REQUIREMENT » In the listing below, locate the lines that hold "relative" and copy them.

PROVIDED DATA »
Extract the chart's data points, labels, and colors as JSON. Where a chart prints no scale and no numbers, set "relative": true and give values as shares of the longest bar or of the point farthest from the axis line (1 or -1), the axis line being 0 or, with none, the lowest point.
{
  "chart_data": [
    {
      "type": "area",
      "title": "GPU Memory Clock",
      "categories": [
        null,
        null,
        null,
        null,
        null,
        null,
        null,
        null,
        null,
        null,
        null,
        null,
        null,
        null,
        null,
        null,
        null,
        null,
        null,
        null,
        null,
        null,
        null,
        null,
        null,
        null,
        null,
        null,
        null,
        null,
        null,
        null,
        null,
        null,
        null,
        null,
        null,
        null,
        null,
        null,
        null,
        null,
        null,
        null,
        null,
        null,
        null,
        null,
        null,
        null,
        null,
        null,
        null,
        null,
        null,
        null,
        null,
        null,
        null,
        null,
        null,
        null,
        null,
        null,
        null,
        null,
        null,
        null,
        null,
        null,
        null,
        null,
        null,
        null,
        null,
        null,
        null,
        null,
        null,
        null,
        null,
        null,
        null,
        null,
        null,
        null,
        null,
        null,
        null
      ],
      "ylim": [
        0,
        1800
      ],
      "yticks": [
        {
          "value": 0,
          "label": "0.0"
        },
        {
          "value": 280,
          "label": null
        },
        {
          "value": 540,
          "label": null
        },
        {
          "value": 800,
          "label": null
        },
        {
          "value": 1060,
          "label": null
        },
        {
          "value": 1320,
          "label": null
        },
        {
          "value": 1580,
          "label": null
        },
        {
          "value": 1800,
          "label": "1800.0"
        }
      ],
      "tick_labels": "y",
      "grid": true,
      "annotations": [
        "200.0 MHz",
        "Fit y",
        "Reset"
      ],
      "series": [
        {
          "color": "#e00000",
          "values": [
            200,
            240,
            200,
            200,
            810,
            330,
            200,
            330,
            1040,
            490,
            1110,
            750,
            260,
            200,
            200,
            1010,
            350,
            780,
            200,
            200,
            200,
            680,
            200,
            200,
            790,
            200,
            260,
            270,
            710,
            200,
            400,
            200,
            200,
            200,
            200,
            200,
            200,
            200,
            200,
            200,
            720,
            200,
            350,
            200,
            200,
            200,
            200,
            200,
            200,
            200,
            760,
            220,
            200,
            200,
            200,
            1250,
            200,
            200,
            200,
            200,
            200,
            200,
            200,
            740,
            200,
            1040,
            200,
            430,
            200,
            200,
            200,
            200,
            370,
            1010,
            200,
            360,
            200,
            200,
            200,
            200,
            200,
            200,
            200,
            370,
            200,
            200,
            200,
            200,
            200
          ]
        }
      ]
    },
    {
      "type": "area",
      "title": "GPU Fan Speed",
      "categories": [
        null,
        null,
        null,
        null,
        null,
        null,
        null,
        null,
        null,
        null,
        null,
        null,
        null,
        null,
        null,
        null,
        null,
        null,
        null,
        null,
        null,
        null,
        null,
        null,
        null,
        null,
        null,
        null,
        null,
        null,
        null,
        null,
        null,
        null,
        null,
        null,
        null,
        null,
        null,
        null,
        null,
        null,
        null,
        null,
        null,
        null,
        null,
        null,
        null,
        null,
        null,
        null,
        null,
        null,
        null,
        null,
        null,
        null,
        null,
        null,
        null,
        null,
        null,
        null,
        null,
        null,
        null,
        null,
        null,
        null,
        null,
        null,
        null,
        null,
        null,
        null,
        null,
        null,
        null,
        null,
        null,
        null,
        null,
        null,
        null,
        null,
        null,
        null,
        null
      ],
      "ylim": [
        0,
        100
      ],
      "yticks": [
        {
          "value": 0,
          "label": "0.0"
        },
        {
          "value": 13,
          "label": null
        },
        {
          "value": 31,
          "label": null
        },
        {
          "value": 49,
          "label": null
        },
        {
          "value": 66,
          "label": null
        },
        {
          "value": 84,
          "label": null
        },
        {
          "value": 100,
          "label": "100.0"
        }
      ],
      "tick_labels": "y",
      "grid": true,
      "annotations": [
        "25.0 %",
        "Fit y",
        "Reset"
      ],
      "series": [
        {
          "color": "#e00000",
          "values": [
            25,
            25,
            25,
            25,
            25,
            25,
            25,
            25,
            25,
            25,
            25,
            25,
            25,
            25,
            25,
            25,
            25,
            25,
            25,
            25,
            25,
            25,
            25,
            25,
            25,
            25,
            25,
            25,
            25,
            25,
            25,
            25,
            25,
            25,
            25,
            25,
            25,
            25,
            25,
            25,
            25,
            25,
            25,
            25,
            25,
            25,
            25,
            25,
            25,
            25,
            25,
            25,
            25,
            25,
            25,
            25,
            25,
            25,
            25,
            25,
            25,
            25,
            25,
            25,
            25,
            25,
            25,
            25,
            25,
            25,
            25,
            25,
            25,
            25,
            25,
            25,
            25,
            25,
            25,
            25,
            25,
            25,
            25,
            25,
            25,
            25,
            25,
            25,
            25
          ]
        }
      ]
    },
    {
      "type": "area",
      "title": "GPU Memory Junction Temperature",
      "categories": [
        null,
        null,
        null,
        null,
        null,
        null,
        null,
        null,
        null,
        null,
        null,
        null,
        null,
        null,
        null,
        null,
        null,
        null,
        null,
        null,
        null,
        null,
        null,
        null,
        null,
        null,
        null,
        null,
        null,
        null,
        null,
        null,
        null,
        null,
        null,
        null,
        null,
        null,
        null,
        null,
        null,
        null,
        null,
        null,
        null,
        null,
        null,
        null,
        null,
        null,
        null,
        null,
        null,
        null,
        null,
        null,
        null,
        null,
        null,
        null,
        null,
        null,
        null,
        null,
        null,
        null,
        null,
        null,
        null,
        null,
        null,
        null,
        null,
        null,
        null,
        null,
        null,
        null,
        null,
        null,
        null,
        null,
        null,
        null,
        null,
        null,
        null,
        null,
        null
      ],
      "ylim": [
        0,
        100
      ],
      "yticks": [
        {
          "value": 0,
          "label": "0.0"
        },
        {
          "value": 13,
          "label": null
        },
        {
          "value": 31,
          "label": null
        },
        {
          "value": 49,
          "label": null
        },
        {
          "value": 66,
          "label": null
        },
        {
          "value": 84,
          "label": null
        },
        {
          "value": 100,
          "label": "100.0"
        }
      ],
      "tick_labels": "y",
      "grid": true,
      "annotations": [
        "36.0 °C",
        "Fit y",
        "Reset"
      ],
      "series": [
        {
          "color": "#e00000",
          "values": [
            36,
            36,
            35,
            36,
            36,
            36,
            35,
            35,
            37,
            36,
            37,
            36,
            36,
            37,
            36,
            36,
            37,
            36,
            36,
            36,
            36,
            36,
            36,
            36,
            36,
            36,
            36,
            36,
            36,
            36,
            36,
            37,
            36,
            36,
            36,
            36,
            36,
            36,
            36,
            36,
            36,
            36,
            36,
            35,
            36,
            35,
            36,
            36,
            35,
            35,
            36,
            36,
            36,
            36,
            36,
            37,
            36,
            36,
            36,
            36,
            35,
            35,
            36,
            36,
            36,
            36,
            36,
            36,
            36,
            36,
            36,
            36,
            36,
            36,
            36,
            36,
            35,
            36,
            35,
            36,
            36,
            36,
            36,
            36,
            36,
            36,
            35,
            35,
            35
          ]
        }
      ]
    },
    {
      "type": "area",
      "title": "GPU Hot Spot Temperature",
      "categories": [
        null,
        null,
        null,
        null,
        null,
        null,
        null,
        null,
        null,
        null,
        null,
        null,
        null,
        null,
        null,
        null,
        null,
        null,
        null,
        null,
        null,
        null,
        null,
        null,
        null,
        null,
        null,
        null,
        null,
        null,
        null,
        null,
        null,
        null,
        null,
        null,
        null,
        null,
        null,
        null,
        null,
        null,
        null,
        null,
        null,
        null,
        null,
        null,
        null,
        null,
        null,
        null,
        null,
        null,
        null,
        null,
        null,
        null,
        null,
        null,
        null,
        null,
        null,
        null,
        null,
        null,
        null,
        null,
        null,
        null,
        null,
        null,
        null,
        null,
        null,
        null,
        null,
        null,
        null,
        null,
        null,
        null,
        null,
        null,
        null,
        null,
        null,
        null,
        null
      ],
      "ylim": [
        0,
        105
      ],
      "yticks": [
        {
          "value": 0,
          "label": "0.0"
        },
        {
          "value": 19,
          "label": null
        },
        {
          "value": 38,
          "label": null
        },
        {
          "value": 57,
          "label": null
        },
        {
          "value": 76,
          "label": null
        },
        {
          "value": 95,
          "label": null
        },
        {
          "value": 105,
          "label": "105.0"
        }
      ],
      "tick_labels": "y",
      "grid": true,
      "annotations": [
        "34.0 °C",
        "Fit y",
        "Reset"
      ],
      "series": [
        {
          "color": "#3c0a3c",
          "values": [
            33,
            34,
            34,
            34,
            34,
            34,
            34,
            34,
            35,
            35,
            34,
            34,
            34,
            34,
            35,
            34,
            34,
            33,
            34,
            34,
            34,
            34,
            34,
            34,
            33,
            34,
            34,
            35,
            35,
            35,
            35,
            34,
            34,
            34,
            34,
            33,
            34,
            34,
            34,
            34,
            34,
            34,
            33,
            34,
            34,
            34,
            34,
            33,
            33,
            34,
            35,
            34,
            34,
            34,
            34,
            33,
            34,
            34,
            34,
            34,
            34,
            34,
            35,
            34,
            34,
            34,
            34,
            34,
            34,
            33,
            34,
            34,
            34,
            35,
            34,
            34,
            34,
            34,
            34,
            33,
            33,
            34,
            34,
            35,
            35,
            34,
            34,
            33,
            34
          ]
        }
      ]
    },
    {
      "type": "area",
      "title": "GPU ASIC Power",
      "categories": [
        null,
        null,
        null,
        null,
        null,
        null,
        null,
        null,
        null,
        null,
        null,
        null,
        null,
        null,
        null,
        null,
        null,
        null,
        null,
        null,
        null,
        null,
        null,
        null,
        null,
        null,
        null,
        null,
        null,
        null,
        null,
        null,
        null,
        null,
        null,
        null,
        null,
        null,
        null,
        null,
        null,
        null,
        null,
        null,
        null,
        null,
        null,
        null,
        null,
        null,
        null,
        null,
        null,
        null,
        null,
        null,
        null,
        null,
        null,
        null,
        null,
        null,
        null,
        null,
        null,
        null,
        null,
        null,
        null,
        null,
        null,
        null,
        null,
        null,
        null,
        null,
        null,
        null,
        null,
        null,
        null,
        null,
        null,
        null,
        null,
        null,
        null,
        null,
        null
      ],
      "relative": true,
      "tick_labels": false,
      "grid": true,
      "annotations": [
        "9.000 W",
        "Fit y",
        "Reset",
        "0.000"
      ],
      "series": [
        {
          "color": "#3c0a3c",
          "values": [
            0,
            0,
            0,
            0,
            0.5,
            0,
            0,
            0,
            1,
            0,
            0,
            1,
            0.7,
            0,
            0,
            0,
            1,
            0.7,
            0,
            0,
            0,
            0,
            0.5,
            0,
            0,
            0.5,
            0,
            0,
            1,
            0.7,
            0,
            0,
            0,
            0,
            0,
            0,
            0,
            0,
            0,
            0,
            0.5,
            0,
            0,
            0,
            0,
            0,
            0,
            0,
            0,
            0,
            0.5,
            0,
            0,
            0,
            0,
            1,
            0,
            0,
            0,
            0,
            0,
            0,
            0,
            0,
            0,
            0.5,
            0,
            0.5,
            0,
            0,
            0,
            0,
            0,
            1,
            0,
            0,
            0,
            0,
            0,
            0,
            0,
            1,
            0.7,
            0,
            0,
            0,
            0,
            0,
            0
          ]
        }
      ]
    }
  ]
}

==

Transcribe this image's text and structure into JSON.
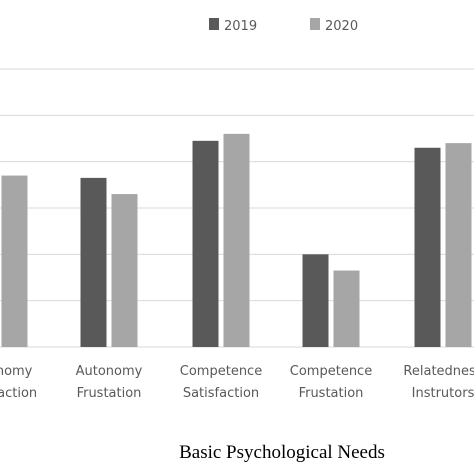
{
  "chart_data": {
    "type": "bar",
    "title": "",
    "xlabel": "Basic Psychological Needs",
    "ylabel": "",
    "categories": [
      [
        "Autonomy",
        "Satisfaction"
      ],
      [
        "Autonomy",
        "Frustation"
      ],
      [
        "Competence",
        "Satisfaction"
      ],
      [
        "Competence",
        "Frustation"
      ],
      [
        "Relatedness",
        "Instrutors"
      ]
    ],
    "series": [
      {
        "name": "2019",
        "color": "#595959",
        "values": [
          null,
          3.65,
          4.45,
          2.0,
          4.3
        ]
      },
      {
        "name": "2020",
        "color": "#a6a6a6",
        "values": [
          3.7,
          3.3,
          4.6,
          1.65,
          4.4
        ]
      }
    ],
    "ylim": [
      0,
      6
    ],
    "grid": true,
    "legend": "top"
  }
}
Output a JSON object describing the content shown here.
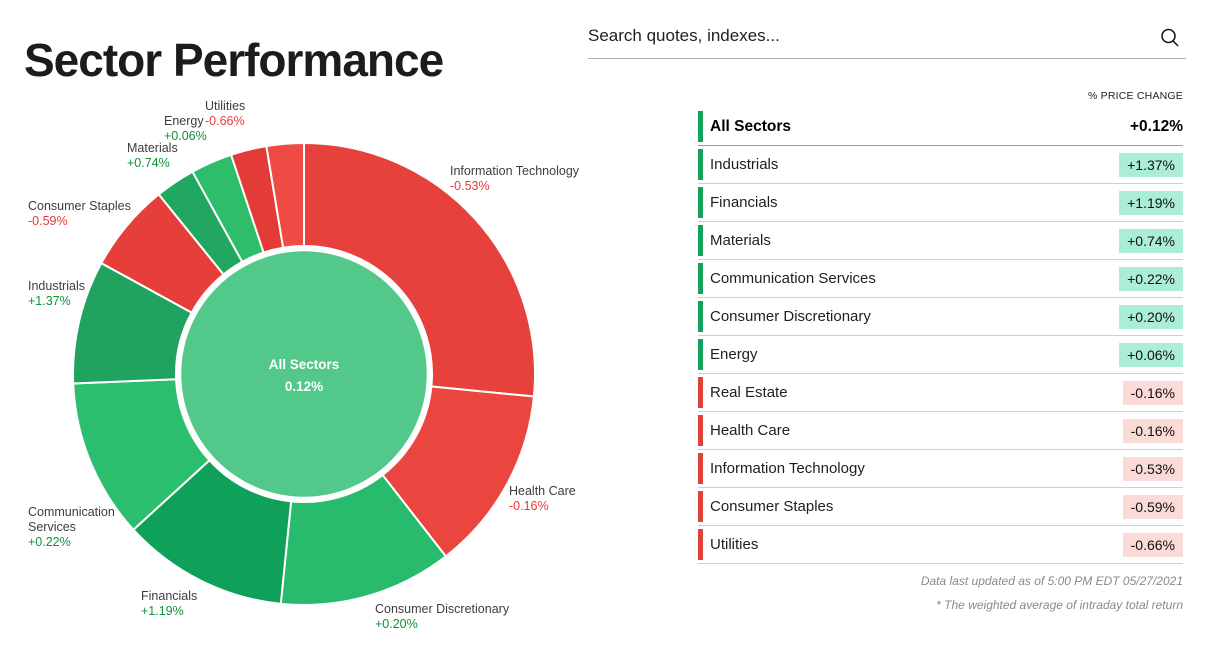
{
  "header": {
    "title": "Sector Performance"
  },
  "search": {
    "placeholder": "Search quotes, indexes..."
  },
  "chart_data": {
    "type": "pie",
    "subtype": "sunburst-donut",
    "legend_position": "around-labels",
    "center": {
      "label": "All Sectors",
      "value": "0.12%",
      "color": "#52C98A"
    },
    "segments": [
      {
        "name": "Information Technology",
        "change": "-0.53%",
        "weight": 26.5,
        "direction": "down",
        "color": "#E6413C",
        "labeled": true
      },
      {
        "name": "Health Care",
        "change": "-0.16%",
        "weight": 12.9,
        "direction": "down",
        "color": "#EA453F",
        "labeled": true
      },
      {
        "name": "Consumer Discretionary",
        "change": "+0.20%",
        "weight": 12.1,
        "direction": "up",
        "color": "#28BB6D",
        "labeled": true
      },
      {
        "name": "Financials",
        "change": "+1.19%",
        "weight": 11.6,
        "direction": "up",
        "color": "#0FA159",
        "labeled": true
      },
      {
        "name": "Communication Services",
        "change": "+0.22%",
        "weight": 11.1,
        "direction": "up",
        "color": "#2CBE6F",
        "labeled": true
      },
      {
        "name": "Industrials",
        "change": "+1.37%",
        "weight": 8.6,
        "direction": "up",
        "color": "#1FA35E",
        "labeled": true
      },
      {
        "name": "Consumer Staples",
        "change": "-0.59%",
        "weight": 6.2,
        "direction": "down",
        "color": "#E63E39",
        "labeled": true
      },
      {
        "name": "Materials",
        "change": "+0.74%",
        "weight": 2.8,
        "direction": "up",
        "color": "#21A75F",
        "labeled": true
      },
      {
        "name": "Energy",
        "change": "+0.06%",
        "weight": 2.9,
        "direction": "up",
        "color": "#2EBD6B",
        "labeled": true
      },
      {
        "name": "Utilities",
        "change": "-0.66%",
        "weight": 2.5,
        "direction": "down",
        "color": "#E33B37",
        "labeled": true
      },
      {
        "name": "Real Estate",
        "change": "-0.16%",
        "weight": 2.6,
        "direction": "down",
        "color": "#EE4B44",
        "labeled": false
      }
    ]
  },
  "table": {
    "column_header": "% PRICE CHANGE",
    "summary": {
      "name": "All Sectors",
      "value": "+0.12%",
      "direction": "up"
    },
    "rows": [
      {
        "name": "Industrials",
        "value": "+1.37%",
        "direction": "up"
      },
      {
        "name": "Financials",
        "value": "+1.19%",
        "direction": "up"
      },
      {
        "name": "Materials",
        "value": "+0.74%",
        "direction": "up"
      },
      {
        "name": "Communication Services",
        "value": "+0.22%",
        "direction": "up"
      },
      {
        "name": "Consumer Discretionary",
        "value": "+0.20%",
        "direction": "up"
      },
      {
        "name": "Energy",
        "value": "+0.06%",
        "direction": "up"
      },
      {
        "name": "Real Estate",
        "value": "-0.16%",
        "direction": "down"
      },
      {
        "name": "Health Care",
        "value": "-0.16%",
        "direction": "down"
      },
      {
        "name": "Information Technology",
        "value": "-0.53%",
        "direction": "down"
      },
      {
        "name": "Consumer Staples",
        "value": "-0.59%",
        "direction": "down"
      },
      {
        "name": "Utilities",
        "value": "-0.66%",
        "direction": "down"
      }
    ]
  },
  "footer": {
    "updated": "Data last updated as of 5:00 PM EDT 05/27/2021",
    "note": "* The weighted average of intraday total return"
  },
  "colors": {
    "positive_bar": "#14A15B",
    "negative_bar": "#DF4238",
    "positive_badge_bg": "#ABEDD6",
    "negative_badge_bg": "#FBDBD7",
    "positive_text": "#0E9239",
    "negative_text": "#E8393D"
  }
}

CORRECT OUTPUT »
Extract the chart's data points, labels, and colors as JSON. Where a chart prints no scale and no numbers, set "relative": true and give values as shares of the longest bar or of the point farthest from the axis line (1 or -1), the axis line being 0 or, with none, the lowest point.
      "relative": true,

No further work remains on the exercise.